Task requirements: Your task is to locate every line holding the string "mutation" and to copy each of them.

Data to use:

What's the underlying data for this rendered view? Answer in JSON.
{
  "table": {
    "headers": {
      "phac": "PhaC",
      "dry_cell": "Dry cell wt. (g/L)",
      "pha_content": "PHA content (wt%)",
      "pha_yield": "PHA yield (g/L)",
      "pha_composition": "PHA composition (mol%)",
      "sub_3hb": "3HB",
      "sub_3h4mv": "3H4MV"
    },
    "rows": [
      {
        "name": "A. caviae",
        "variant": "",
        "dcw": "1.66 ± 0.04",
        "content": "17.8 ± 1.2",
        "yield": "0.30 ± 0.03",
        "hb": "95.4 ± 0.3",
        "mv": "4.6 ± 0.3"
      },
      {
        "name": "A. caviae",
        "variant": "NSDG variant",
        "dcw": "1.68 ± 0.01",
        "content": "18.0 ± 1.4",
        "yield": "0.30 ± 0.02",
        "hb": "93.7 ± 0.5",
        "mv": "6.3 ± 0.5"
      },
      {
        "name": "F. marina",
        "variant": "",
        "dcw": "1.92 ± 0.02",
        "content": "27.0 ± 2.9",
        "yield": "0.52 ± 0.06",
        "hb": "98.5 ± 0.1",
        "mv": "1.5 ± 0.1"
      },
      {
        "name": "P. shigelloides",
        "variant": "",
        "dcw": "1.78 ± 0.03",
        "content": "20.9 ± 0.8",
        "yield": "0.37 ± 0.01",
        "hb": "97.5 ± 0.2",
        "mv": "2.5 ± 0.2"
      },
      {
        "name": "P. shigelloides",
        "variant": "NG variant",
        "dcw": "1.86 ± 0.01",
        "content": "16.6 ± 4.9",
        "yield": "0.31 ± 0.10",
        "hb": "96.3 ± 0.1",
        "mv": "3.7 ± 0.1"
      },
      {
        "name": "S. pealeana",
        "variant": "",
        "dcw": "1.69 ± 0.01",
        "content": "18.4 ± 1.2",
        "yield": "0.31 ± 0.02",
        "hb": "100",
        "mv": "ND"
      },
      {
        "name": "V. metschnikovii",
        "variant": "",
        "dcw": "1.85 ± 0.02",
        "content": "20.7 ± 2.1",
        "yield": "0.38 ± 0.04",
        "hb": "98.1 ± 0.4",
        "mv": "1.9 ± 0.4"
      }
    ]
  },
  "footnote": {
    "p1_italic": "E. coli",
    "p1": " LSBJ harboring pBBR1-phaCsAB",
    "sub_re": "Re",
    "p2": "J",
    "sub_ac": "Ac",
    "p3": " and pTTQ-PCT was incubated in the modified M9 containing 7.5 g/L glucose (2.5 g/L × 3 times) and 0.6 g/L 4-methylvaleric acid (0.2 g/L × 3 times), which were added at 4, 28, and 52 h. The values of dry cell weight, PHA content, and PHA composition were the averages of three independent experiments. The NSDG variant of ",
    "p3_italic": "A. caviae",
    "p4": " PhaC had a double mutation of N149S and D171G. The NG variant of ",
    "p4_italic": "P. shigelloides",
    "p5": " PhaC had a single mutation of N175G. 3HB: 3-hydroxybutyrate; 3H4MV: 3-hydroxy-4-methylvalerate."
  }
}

Solved problem:
    "p4": " PhaC had a double mutation of N149S and D171G. The NG variant of ",
    "p5": " PhaC had a single mutation of N175G. 3HB: 3-hydroxybutyrate; 3H4MV: 3-hydroxy-4-methylvalerate."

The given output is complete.